== Goal of the exercise ==
Below are entries. Pull out all lines containing "text".

---------- Record list ----------

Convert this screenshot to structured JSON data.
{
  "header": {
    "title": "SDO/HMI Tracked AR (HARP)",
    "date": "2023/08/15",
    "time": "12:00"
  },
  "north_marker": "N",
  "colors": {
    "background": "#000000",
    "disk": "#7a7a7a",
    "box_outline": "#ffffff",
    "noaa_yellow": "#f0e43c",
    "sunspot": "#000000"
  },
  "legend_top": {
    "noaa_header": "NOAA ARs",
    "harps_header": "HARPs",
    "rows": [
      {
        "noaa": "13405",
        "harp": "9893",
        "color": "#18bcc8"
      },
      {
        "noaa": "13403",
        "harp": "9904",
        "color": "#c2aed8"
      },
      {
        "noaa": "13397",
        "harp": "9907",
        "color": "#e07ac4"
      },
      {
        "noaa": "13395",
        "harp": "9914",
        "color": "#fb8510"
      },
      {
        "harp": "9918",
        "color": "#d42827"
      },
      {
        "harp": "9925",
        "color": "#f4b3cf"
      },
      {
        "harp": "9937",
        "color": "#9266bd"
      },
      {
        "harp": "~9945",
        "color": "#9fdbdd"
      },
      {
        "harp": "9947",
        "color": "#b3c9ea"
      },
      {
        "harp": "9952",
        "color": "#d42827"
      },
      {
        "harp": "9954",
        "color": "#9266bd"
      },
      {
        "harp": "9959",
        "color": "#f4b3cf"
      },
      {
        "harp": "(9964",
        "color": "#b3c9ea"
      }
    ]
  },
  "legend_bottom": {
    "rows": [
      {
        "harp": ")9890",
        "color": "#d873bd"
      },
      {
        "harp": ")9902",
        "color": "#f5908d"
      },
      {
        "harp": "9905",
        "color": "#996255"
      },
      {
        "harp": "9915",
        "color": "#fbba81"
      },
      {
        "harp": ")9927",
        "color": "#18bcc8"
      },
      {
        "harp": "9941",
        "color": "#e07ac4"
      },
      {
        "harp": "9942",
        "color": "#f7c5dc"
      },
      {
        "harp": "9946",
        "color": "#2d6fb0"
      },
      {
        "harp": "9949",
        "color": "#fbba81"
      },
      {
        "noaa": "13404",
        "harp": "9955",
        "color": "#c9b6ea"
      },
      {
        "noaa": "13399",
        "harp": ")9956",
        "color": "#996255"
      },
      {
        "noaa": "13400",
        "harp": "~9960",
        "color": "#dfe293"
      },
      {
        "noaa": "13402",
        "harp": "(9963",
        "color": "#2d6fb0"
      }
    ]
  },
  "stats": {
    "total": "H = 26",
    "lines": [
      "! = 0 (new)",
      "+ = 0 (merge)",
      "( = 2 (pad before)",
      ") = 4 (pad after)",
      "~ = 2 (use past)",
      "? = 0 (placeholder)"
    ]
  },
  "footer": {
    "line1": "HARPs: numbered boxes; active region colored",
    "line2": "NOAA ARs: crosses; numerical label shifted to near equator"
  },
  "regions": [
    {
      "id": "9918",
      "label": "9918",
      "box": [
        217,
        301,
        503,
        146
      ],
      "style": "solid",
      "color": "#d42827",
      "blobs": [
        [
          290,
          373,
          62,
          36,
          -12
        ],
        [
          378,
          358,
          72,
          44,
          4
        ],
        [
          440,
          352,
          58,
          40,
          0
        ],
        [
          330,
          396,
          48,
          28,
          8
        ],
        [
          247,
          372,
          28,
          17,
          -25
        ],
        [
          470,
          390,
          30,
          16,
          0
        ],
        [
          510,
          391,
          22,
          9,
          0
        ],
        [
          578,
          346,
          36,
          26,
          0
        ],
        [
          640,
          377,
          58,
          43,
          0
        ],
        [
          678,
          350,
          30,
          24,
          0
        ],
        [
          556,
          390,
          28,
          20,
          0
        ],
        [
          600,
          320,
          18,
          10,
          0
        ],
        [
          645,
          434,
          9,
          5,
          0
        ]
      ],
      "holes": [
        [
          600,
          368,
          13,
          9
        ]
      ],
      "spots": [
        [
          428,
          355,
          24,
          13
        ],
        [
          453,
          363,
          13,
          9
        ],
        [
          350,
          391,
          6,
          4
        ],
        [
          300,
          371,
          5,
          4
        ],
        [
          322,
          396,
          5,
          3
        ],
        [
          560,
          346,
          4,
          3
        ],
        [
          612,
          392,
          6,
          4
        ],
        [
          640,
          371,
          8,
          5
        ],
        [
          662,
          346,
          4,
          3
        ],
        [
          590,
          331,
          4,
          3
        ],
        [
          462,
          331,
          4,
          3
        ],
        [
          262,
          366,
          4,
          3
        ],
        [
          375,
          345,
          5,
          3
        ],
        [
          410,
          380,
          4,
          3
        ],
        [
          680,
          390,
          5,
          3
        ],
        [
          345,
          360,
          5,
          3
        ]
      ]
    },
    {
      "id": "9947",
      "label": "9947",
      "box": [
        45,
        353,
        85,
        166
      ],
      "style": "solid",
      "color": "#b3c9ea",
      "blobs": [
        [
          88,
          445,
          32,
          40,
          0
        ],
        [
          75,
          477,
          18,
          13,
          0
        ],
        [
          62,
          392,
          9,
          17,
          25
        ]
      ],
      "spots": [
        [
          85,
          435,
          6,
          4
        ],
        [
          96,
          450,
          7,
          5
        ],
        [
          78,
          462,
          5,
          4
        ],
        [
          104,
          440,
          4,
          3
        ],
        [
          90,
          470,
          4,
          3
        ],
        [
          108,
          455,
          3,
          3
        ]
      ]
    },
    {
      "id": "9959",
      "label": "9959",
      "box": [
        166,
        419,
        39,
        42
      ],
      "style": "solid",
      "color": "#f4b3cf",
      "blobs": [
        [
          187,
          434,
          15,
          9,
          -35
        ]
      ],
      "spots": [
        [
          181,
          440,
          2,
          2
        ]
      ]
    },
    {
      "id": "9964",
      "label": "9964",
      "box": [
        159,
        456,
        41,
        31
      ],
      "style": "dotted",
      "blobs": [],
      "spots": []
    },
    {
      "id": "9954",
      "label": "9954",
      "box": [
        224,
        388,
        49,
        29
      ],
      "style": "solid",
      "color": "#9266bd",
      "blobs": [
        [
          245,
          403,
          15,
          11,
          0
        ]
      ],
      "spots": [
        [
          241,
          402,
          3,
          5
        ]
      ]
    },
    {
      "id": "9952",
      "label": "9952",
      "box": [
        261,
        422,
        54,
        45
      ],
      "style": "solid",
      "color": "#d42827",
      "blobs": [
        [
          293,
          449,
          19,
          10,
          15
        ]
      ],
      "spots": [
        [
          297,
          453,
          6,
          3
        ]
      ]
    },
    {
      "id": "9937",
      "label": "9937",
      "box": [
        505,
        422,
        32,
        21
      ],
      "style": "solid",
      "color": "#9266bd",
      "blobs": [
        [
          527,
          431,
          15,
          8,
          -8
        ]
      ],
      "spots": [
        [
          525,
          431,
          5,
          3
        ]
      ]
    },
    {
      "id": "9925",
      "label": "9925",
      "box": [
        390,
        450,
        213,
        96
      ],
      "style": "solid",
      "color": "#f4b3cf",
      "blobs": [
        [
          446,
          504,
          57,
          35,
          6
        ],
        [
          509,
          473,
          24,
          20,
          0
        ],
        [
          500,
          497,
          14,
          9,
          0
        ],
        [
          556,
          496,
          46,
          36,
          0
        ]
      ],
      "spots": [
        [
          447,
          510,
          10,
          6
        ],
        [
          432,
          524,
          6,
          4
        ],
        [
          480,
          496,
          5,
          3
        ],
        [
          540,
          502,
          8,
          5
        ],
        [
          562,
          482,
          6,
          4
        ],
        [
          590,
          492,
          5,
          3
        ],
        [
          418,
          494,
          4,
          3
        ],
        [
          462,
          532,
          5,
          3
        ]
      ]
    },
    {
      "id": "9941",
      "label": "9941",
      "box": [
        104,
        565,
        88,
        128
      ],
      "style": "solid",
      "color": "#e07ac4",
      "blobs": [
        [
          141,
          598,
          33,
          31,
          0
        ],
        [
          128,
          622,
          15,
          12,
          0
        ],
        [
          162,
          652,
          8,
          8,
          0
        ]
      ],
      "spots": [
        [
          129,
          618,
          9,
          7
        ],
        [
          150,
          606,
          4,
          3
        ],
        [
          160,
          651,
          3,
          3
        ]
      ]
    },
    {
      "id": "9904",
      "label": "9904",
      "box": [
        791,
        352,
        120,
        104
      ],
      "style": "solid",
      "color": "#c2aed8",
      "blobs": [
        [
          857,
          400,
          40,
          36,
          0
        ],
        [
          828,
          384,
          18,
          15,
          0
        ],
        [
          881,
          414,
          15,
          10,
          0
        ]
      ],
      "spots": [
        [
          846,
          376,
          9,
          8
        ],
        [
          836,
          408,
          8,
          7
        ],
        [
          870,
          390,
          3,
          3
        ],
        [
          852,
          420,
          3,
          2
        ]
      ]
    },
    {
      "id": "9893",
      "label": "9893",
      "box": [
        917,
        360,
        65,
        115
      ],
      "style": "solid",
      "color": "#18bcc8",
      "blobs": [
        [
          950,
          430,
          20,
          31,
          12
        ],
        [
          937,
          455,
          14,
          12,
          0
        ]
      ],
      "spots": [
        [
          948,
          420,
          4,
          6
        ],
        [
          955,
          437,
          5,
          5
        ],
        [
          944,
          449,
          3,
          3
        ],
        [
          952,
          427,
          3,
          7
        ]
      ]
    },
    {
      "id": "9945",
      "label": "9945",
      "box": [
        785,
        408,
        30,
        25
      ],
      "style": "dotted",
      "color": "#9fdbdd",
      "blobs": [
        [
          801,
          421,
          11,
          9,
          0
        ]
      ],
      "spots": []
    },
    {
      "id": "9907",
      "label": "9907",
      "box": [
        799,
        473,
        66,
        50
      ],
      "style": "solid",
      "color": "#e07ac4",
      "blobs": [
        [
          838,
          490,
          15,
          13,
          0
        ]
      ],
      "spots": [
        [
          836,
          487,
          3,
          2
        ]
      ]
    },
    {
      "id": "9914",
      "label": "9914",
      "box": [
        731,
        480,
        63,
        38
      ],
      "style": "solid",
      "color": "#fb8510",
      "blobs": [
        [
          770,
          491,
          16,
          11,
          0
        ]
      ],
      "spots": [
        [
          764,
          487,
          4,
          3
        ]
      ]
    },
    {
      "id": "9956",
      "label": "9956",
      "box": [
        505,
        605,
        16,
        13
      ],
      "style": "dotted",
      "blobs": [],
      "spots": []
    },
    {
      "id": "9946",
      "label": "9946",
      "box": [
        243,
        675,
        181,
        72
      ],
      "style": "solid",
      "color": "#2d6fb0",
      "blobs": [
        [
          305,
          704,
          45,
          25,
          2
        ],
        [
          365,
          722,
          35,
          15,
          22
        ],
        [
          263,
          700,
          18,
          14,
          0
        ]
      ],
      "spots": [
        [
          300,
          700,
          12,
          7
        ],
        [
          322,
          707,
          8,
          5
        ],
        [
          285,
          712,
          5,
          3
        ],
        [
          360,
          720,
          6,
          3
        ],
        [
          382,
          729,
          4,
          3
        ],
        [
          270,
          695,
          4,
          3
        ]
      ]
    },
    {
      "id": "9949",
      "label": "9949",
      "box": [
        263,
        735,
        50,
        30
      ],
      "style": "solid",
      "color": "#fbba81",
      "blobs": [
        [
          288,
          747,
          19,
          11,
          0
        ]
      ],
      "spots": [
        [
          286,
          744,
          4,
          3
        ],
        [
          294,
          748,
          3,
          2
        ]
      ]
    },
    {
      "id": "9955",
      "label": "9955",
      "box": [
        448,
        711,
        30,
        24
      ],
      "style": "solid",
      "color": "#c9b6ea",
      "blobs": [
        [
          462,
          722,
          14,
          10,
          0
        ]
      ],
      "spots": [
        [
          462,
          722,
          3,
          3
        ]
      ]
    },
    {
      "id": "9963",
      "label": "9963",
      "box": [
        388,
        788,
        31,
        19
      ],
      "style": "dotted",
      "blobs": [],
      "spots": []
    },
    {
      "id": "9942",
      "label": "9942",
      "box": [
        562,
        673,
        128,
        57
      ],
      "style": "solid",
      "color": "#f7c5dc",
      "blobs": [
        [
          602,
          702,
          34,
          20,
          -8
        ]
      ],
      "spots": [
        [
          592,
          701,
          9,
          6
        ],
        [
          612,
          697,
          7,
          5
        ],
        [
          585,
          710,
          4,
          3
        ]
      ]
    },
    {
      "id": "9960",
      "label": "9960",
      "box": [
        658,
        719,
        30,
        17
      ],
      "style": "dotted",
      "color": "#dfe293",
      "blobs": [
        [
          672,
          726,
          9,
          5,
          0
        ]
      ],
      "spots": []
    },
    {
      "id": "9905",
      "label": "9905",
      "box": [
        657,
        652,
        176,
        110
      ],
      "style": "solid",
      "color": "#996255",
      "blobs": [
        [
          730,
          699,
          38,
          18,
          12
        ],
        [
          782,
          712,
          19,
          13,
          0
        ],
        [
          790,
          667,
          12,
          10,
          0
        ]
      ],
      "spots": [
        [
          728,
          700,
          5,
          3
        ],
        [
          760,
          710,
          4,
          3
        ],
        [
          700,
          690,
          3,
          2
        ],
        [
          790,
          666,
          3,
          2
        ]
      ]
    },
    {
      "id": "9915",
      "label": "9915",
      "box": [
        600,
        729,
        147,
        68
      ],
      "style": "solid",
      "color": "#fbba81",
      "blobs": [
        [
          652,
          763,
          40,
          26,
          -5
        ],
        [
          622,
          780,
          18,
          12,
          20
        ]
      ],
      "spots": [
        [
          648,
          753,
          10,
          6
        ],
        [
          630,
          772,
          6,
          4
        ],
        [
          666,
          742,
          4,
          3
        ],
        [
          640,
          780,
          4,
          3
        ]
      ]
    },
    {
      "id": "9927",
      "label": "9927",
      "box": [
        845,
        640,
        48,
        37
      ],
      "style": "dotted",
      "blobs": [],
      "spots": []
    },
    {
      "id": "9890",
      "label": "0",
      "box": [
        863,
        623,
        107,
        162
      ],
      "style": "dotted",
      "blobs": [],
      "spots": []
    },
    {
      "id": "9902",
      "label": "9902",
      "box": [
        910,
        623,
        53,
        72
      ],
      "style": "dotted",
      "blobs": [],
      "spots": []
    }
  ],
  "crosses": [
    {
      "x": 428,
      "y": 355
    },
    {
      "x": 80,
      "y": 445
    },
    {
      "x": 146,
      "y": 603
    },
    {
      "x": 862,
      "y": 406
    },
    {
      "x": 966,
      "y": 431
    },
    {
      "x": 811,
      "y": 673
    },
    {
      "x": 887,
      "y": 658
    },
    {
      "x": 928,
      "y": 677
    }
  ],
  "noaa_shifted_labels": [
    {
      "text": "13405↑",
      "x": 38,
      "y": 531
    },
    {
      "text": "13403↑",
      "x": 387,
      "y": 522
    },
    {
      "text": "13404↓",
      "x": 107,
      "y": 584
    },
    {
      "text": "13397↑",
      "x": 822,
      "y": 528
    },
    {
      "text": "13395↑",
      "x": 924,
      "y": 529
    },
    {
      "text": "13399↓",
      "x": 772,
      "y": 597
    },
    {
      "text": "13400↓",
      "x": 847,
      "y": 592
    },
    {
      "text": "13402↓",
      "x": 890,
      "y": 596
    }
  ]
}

----------

== Exercise answer ==
      "text": "13405↑",
      "text": "13403↑",
      "text": "13404↓",
      "text": "13397↑",
      "text": "13395↑",
      "text": "13399↓",
      "text": "13400↓",
      "text": "13402↓",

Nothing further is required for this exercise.